THE DATA
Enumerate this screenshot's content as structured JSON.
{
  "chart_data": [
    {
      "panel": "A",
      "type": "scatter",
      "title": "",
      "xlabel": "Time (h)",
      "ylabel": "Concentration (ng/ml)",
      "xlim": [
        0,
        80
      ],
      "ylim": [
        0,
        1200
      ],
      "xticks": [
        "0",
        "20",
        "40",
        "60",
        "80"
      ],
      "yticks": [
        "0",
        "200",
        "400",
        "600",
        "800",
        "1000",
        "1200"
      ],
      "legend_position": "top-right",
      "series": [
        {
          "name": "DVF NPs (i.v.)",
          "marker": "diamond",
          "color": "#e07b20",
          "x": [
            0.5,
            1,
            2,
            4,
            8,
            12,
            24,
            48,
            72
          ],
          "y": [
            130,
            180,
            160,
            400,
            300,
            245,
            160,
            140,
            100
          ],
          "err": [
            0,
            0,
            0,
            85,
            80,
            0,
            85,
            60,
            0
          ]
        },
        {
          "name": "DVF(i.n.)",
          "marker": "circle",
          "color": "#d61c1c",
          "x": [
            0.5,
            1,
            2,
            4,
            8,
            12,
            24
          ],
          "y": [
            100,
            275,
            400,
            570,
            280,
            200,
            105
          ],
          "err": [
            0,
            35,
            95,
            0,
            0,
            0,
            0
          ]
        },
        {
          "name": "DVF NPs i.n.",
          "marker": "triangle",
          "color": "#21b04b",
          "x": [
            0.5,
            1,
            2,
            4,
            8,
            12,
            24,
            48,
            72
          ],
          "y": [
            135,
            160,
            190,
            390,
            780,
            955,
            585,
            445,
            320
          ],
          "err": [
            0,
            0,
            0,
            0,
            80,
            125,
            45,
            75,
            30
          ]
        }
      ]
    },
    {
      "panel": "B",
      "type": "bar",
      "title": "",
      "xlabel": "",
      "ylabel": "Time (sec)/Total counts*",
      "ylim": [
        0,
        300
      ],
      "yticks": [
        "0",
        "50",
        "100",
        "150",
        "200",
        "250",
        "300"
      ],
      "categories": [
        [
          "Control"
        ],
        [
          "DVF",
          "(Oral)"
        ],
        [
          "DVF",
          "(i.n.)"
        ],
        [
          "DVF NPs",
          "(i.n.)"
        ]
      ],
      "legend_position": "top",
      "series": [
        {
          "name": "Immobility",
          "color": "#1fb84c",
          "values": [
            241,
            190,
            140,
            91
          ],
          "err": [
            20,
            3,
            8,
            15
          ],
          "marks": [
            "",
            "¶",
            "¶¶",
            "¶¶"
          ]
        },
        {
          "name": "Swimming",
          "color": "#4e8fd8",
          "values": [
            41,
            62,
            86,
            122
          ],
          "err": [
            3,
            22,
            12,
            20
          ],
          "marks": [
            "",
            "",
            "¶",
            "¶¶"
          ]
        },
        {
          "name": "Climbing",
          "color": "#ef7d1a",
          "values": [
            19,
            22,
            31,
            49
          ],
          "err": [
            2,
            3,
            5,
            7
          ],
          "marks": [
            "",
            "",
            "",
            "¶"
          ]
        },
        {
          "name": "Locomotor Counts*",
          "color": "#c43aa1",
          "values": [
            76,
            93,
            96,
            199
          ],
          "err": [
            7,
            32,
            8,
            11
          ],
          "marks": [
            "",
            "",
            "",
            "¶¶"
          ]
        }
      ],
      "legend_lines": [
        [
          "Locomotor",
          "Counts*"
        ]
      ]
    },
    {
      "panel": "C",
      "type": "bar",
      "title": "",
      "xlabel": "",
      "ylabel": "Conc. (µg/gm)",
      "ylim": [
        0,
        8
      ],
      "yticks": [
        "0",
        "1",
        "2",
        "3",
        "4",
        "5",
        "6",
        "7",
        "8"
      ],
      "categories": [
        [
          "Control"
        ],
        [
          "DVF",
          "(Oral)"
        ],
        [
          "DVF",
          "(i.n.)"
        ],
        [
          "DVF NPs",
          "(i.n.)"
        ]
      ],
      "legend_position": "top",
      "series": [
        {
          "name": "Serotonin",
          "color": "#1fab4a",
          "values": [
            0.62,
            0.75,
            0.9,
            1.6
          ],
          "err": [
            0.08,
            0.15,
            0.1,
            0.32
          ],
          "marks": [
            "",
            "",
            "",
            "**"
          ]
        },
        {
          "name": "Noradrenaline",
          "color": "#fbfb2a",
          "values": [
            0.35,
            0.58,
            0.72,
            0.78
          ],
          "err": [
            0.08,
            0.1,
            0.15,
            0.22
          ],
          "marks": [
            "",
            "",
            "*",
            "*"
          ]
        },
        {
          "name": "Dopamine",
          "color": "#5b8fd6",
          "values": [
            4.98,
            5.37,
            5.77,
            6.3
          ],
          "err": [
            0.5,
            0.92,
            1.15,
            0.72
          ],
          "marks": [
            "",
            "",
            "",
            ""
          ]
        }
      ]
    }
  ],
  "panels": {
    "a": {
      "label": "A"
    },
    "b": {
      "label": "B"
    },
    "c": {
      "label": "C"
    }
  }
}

WHAT THIS TASK INVOLVES
Faithfully copy every entry, leaving nothing out.

WRITTEN RESPONSE
Enumerate this screenshot's content as structured JSON.
{
  "chart_data": [
    {
      "panel": "A",
      "type": "scatter",
      "title": "",
      "xlabel": "Time (h)",
      "ylabel": "Concentration (ng/ml)",
      "xlim": [
        0,
        80
      ],
      "ylim": [
        0,
        1200
      ],
      "xticks": [
        "0",
        "20",
        "40",
        "60",
        "80"
      ],
      "yticks": [
        "0",
        "200",
        "400",
        "600",
        "800",
        "1000",
        "1200"
      ],
      "legend_position": "top-right",
      "series": [
        {
          "name": "DVF NPs (i.v.)",
          "marker": "diamond",
          "color": "#e07b20",
          "x": [
            0.5,
            1,
            2,
            4,
            8,
            12,
            24,
            48,
            72
          ],
          "y": [
            130,
            180,
            160,
            400,
            300,
            245,
            160,
            140,
            100
          ],
          "err": [
            0,
            0,
            0,
            85,
            80,
            0,
            85,
            60,
            0
          ]
        },
        {
          "name": "DVF(i.n.)",
          "marker": "circle",
          "color": "#d61c1c",
          "x": [
            0.5,
            1,
            2,
            4,
            8,
            12,
            24
          ],
          "y": [
            100,
            275,
            400,
            570,
            280,
            200,
            105
          ],
          "err": [
            0,
            35,
            95,
            0,
            0,
            0,
            0
          ]
        },
        {
          "name": "DVF NPs i.n.",
          "marker": "triangle",
          "color": "#21b04b",
          "x": [
            0.5,
            1,
            2,
            4,
            8,
            12,
            24,
            48,
            72
          ],
          "y": [
            135,
            160,
            190,
            390,
            780,
            955,
            585,
            445,
            320
          ],
          "err": [
            0,
            0,
            0,
            0,
            80,
            125,
            45,
            75,
            30
          ]
        }
      ]
    },
    {
      "panel": "B",
      "type": "bar",
      "title": "",
      "xlabel": "",
      "ylabel": "Time (sec)/Total counts*",
      "ylim": [
        0,
        300
      ],
      "yticks": [
        "0",
        "50",
        "100",
        "150",
        "200",
        "250",
        "300"
      ],
      "categories": [
        [
          "Control"
        ],
        [
          "DVF",
          "(Oral)"
        ],
        [
          "DVF",
          "(i.n.)"
        ],
        [
          "DVF NPs",
          "(i.n.)"
        ]
      ],
      "legend_position": "top",
      "series": [
        {
          "name": "Immobility",
          "color": "#1fb84c",
          "values": [
            241,
            190,
            140,
            91
          ],
          "err": [
            20,
            3,
            8,
            15
          ],
          "marks": [
            "",
            "¶",
            "¶¶",
            "¶¶"
          ]
        },
        {
          "name": "Swimming",
          "color": "#4e8fd8",
          "values": [
            41,
            62,
            86,
            122
          ],
          "err": [
            3,
            22,
            12,
            20
          ],
          "marks": [
            "",
            "",
            "¶",
            "¶¶"
          ]
        },
        {
          "name": "Climbing",
          "color": "#ef7d1a",
          "values": [
            19,
            22,
            31,
            49
          ],
          "err": [
            2,
            3,
            5,
            7
          ],
          "marks": [
            "",
            "",
            "",
            "¶"
          ]
        },
        {
          "name": "Locomotor Counts*",
          "color": "#c43aa1",
          "values": [
            76,
            93,
            96,
            199
          ],
          "err": [
            7,
            32,
            8,
            11
          ],
          "marks": [
            "",
            "",
            "",
            "¶¶"
          ]
        }
      ],
      "legend_lines": [
        [
          "Locomotor",
          "Counts*"
        ]
      ]
    },
    {
      "panel": "C",
      "type": "bar",
      "title": "",
      "xlabel": "",
      "ylabel": "Conc. (µg/gm)",
      "ylim": [
        0,
        8
      ],
      "yticks": [
        "0",
        "1",
        "2",
        "3",
        "4",
        "5",
        "6",
        "7",
        "8"
      ],
      "categories": [
        [
          "Control"
        ],
        [
          "DVF",
          "(Oral)"
        ],
        [
          "DVF",
          "(i.n.)"
        ],
        [
          "DVF NPs",
          "(i.n.)"
        ]
      ],
      "legend_position": "top",
      "series": [
        {
          "name": "Serotonin",
          "color": "#1fab4a",
          "values": [
            0.62,
            0.75,
            0.9,
            1.6
          ],
          "err": [
            0.08,
            0.15,
            0.1,
            0.32
          ],
          "marks": [
            "",
            "",
            "",
            "**"
          ]
        },
        {
          "name": "Noradrenaline",
          "color": "#fbfb2a",
          "values": [
            0.35,
            0.58,
            0.72,
            0.78
          ],
          "err": [
            0.08,
            0.1,
            0.15,
            0.22
          ],
          "marks": [
            "",
            "",
            "*",
            "*"
          ]
        },
        {
          "name": "Dopamine",
          "color": "#5b8fd6",
          "values": [
            4.98,
            5.37,
            5.77,
            6.3
          ],
          "err": [
            0.5,
            0.92,
            1.15,
            0.72
          ],
          "marks": [
            "",
            "",
            "",
            ""
          ]
        }
      ]
    }
  ],
  "panels": {
    "a": {
      "label": "A"
    },
    "b": {
      "label": "B"
    },
    "c": {
      "label": "C"
    }
  }
}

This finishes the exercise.